§ Extracted material:
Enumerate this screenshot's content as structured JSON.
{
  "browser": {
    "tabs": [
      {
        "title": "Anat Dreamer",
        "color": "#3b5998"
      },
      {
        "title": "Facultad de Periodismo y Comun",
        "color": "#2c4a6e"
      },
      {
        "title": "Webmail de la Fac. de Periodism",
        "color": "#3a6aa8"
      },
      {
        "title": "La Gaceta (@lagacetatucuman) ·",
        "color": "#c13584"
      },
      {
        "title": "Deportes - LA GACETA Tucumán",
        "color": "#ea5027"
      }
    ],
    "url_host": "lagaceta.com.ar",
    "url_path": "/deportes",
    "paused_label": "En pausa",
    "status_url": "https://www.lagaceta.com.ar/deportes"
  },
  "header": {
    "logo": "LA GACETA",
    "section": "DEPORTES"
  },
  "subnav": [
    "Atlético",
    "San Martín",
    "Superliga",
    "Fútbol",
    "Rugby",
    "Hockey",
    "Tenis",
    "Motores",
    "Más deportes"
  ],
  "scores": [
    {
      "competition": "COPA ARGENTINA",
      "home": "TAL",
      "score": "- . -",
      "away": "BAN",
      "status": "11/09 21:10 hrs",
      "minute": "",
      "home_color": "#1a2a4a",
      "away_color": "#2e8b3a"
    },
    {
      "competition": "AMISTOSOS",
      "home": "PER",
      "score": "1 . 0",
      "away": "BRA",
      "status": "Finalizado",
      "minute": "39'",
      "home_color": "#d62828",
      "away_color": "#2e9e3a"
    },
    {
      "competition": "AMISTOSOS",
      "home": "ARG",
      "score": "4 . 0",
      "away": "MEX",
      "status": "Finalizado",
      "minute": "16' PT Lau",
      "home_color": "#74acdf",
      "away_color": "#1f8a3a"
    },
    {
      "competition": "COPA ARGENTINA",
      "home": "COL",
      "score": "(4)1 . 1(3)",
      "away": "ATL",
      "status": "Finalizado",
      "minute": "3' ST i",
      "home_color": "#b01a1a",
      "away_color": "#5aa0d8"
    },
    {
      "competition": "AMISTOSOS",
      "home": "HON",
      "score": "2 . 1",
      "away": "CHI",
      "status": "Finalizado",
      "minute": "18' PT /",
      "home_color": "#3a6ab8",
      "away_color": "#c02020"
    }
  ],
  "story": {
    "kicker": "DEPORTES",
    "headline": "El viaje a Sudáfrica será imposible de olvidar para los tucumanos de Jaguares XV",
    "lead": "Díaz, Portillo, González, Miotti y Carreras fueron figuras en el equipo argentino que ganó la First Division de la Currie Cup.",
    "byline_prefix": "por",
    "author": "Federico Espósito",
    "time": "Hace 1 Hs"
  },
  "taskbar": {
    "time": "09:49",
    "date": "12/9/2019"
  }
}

§ Challenge:
Repeat the listing in full, keeping every line exactly as it is.

§ Response to this exercise:
Enumerate this screenshot's content as structured JSON.
{
  "browser": {
    "tabs": [
      {
        "title": "Anat Dreamer",
        "color": "#3b5998"
      },
      {
        "title": "Facultad de Periodismo y Comun",
        "color": "#2c4a6e"
      },
      {
        "title": "Webmail de la Fac. de Periodism",
        "color": "#3a6aa8"
      },
      {
        "title": "La Gaceta (@lagacetatucuman) ·",
        "color": "#c13584"
      },
      {
        "title": "Deportes - LA GACETA Tucumán",
        "color": "#ea5027"
      }
    ],
    "url_host": "lagaceta.com.ar",
    "url_path": "/deportes",
    "paused_label": "En pausa",
    "status_url": "https://www.lagaceta.com.ar/deportes"
  },
  "header": {
    "logo": "LA GACETA",
    "section": "DEPORTES"
  },
  "subnav": [
    "Atlético",
    "San Martín",
    "Superliga",
    "Fútbol",
    "Rugby",
    "Hockey",
    "Tenis",
    "Motores",
    "Más deportes"
  ],
  "scores": [
    {
      "competition": "COPA ARGENTINA",
      "home": "TAL",
      "score": "- . -",
      "away": "BAN",
      "status": "11/09 21:10 hrs",
      "minute": "",
      "home_color": "#1a2a4a",
      "away_color": "#2e8b3a"
    },
    {
      "competition": "AMISTOSOS",
      "home": "PER",
      "score": "1 . 0",
      "away": "BRA",
      "status": "Finalizado",
      "minute": "39'",
      "home_color": "#d62828",
      "away_color": "#2e9e3a"
    },
    {
      "competition": "AMISTOSOS",
      "home": "ARG",
      "score": "4 . 0",
      "away": "MEX",
      "status": "Finalizado",
      "minute": "16' PT Lau",
      "home_color": "#74acdf",
      "away_color": "#1f8a3a"
    },
    {
      "competition": "COPA ARGENTINA",
      "home": "COL",
      "score": "(4)1 . 1(3)",
      "away": "ATL",
      "status": "Finalizado",
      "minute": "3' ST i",
      "home_color": "#b01a1a",
      "away_color": "#5aa0d8"
    },
    {
      "competition": "AMISTOSOS",
      "home": "HON",
      "score": "2 . 1",
      "away": "CHI",
      "status": "Finalizado",
      "minute": "18' PT /",
      "home_color": "#3a6ab8",
      "away_color": "#c02020"
    }
  ],
  "story": {
    "kicker": "DEPORTES",
    "headline": "El viaje a Sudáfrica será imposible de olvidar para los tucumanos de Jaguares XV",
    "lead": "Díaz, Portillo, González, Miotti y Carreras fueron figuras en el equipo argentino que ganó la First Division de la Currie Cup.",
    "byline_prefix": "por",
    "author": "Federico Espósito",
    "time": "Hace 1 Hs"
  },
  "taskbar": {
    "time": "09:49",
    "date": "12/9/2019"
  }
}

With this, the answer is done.